■ **Given problem**: Take every line from the listing below that contains "buržuazinės".

╔══

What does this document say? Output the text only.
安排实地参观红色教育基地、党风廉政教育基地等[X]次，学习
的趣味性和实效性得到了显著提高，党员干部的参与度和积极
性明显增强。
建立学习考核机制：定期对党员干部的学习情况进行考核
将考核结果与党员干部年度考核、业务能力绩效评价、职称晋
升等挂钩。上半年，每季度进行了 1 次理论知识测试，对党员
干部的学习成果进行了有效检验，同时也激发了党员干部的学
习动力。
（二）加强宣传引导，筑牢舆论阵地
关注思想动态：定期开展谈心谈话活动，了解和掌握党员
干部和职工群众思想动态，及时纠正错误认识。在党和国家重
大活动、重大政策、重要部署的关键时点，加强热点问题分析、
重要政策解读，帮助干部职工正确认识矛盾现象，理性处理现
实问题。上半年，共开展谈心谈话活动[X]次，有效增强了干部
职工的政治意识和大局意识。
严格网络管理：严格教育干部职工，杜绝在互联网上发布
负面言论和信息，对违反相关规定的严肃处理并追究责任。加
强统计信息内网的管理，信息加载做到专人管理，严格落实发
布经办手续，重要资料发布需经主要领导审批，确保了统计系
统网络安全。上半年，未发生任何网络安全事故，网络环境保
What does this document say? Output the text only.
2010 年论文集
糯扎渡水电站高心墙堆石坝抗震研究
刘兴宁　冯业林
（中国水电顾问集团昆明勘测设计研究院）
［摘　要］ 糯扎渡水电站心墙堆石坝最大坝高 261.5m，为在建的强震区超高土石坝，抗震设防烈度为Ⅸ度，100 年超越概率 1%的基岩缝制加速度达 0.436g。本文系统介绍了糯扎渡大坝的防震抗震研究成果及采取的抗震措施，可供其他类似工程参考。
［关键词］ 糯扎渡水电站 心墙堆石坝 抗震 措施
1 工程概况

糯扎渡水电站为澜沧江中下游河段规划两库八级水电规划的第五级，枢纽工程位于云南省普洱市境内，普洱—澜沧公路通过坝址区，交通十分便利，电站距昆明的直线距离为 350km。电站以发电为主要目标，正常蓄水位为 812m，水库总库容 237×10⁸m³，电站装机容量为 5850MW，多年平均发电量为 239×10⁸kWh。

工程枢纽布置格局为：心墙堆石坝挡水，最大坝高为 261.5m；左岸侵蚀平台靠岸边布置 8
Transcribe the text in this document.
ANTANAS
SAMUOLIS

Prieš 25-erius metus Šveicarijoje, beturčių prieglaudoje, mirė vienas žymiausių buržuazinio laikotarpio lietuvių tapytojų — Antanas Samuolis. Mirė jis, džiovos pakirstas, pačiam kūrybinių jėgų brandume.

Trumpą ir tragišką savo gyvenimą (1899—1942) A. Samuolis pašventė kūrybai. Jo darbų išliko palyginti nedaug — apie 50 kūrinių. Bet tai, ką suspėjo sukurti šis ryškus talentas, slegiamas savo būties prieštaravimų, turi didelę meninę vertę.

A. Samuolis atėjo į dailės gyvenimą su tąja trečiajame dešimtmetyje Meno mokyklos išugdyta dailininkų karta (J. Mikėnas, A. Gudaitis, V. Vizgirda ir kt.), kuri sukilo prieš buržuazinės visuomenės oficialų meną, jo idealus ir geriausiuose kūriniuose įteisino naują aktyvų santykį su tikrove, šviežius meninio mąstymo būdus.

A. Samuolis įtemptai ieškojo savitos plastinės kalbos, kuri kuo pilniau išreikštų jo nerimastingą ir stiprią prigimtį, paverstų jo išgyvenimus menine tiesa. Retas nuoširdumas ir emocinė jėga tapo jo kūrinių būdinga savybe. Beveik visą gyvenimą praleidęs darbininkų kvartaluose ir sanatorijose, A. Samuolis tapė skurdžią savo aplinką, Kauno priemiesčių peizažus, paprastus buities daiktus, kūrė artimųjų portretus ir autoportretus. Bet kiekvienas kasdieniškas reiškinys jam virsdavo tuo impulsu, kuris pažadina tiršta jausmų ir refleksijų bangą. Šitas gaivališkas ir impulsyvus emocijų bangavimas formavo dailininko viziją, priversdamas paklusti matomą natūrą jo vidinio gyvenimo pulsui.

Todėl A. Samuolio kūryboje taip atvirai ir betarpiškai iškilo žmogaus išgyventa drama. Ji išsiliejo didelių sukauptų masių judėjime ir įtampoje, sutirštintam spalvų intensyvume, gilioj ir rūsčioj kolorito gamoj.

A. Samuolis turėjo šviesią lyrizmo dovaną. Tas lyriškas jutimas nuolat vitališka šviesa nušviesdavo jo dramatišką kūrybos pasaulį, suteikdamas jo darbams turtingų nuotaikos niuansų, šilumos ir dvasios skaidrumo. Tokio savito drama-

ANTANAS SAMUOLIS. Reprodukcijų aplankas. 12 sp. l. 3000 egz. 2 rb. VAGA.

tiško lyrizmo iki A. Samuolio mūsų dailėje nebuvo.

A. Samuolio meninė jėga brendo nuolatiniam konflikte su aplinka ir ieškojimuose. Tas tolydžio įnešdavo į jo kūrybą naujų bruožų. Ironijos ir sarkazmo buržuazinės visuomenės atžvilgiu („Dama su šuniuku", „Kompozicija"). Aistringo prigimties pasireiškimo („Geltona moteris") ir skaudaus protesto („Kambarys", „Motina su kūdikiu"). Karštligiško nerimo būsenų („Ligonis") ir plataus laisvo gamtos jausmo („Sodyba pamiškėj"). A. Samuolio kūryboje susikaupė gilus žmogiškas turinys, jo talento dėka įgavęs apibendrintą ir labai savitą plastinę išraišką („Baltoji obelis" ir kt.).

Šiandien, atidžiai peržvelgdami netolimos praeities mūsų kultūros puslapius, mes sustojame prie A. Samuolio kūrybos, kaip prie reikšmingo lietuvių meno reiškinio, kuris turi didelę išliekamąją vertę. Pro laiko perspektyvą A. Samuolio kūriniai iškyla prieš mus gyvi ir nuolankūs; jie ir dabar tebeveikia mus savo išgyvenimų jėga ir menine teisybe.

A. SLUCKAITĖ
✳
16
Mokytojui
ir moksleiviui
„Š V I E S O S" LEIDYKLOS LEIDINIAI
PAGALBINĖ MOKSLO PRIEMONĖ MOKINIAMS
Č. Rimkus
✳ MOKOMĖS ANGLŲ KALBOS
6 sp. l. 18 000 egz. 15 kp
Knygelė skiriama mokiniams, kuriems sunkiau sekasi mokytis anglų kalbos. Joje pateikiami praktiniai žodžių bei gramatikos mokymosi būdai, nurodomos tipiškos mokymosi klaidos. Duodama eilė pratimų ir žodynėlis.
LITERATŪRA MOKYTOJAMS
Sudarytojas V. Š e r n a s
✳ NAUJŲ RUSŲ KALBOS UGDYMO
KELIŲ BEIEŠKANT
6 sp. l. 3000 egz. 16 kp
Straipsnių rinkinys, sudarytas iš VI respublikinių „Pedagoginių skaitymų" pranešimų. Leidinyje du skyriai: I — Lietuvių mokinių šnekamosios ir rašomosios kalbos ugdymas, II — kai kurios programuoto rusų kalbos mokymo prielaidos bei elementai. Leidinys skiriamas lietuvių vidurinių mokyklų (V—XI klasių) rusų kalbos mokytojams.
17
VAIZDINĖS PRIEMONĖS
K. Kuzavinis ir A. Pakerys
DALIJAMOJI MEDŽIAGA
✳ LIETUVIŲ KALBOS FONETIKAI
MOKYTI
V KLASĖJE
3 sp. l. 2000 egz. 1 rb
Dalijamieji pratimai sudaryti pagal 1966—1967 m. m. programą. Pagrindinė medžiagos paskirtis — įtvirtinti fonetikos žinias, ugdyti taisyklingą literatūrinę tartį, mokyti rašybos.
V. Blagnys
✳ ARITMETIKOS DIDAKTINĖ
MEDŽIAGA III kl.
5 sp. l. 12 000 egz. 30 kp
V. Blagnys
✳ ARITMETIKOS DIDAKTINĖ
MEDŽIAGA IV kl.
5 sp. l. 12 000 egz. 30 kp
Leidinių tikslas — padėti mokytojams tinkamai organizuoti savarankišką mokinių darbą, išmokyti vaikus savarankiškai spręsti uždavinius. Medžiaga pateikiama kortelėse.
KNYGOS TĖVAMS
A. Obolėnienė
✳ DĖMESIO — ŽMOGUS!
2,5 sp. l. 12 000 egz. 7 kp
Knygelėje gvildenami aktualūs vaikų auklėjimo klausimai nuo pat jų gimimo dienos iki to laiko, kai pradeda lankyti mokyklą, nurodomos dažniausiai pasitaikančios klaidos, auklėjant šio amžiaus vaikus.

╚══

■ **Task result**:
A. Samuolis atėjo į dailės gyvenimą su tąja trečiajame dešimtmetyje Meno mokyklos išugdyta dailininkų karta (J. Mikėnas, A. Gudaitis, V. Vizgirda ir kt.), kuri sukilo prieš buržuazinės visuomenės oficialų meną, jo idealus ir geriausiuose kūriniuose įteisino naują aktyvų santykį su tikrove, šviežius meninio mąstymo būdus.
A. Samuolio meninė jėga brendo nuolatiniam konflikte su aplinka ir ieškojimuose. Tas tolydžio įnešdavo į jo kūrybą naujų bruožų. Ironijos ir sarkazmo buržuazinės visuomenės atžvilgiu („Dama su šuniuku", „Kompozicija"). Aistringo prigimties pasireiškimo („Geltona moteris") ir skaudaus protesto („Kambarys", „Motina su kūdikiu"). Karštligiško nerimo būsenų („Ligonis") ir plataus laisvo gamtos jausmo („Sodyba pamiškėj"). A. Samuolio kūryboje susikaupė gilus žmogiškas turinys, jo talento dėka įgavęs apibendrintą ir labai savitą plastinę išraišką („Baltoji obelis" ir kt.).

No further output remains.